[Data entries]
-.-.-

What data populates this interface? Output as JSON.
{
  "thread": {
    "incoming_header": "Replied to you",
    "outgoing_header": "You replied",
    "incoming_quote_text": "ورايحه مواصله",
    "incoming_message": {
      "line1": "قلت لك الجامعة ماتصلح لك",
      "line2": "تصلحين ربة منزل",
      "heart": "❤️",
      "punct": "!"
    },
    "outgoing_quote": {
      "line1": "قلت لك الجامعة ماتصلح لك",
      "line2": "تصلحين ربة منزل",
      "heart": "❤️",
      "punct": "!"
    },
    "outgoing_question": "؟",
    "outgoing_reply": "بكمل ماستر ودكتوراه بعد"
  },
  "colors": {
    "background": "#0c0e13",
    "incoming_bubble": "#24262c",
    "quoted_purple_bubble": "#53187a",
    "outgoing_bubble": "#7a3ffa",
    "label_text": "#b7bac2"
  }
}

-.-.-

▶ _Given request_
Retype the entries exactly, including every line.

▶ _Exercise response_
What data populates this interface? Output as JSON.
{
  "thread": {
    "incoming_header": "Replied to you",
    "outgoing_header": "You replied",
    "incoming_quote_text": "ورايحه مواصله",
    "incoming_message": {
      "line1": "قلت لك الجامعة ماتصلح لك",
      "line2": "تصلحين ربة منزل",
      "heart": "❤️",
      "punct": "!"
    },
    "outgoing_quote": {
      "line1": "قلت لك الجامعة ماتصلح لك",
      "line2": "تصلحين ربة منزل",
      "heart": "❤️",
      "punct": "!"
    },
    "outgoing_question": "؟",
    "outgoing_reply": "بكمل ماستر ودكتوراه بعد"
  },
  "colors": {
    "background": "#0c0e13",
    "incoming_bubble": "#24262c",
    "quoted_purple_bubble": "#53187a",
    "outgoing_bubble": "#7a3ffa",
    "label_text": "#b7bac2"
  }
}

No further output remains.